[begin Records provided]
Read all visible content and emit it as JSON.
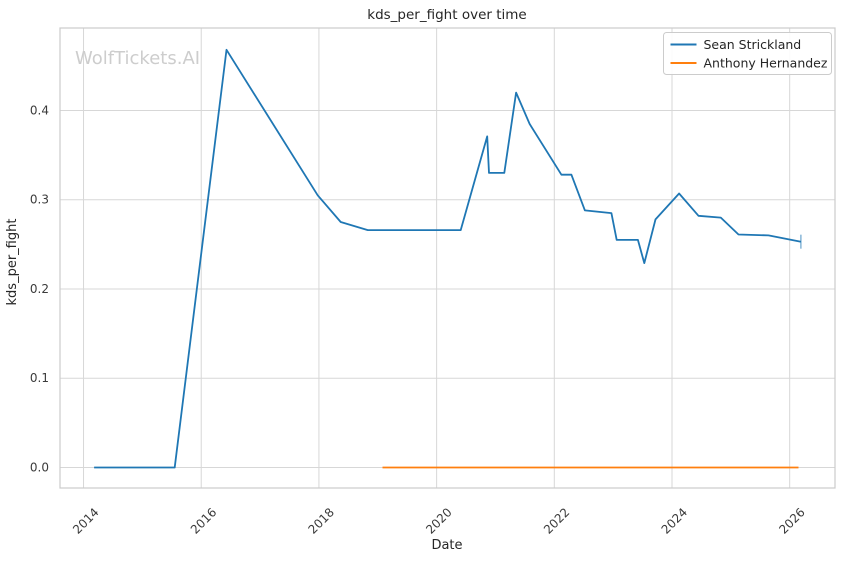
{
  "watermark": "WolfTickets.AI",
  "chart_data": {
    "type": "line",
    "title": "kds_per_fight over time",
    "xlabel": "Date",
    "ylabel": "kds_per_fight",
    "grid": true,
    "legend_position": "upper right",
    "xlim": [
      2013.6,
      2026.77
    ],
    "ylim": [
      -0.023,
      0.4924
    ],
    "x_ticks": [
      2014,
      2016,
      2018,
      2020,
      2022,
      2024,
      2026
    ],
    "x_tick_labels": [
      "2014",
      "2016",
      "2018",
      "2020",
      "2022",
      "2024",
      "2026"
    ],
    "y_ticks": [
      0.0,
      0.1,
      0.2,
      0.3,
      0.4
    ],
    "y_tick_labels": [
      "0.0",
      "0.1",
      "0.2",
      "0.3",
      "0.4"
    ],
    "series": [
      {
        "name": "Sean Strickland",
        "color": "#1f77b4",
        "end_marker": true,
        "x": [
          2014.18,
          2015.55,
          2016.43,
          2017.98,
          2018.37,
          2018.83,
          2020.41,
          2020.86,
          2020.89,
          2021.15,
          2021.35,
          2021.58,
          2022.12,
          2022.29,
          2022.52,
          2022.97,
          2023.06,
          2023.42,
          2023.53,
          2023.72,
          2024.12,
          2024.45,
          2024.83,
          2025.13,
          2025.64,
          2026.19
        ],
        "y": [
          0.0,
          0.0,
          0.468,
          0.305,
          0.275,
          0.266,
          0.266,
          0.371,
          0.33,
          0.33,
          0.42,
          0.385,
          0.328,
          0.328,
          0.288,
          0.285,
          0.255,
          0.255,
          0.229,
          0.278,
          0.307,
          0.282,
          0.28,
          0.261,
          0.26,
          0.253
        ]
      },
      {
        "name": "Anthony Hernandez",
        "color": "#ff7f0e",
        "end_marker": false,
        "x": [
          2019.08,
          2026.15
        ],
        "y": [
          0.0,
          0.0
        ]
      }
    ],
    "colors": {
      "grid": "#d7d7d7",
      "spine": "#cbcbcb",
      "text": "#262626",
      "tick_text": "#3b3b3b",
      "watermark": "#cdcdcd",
      "legend_border": "#cccccc"
    }
  }
}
[end Records provided]
# [To be done]
Gather all lines of the records that include the word "name".

# [Answer for the task]
        "name": "Sean Strickland",
        "name": "Anthony Hernandez",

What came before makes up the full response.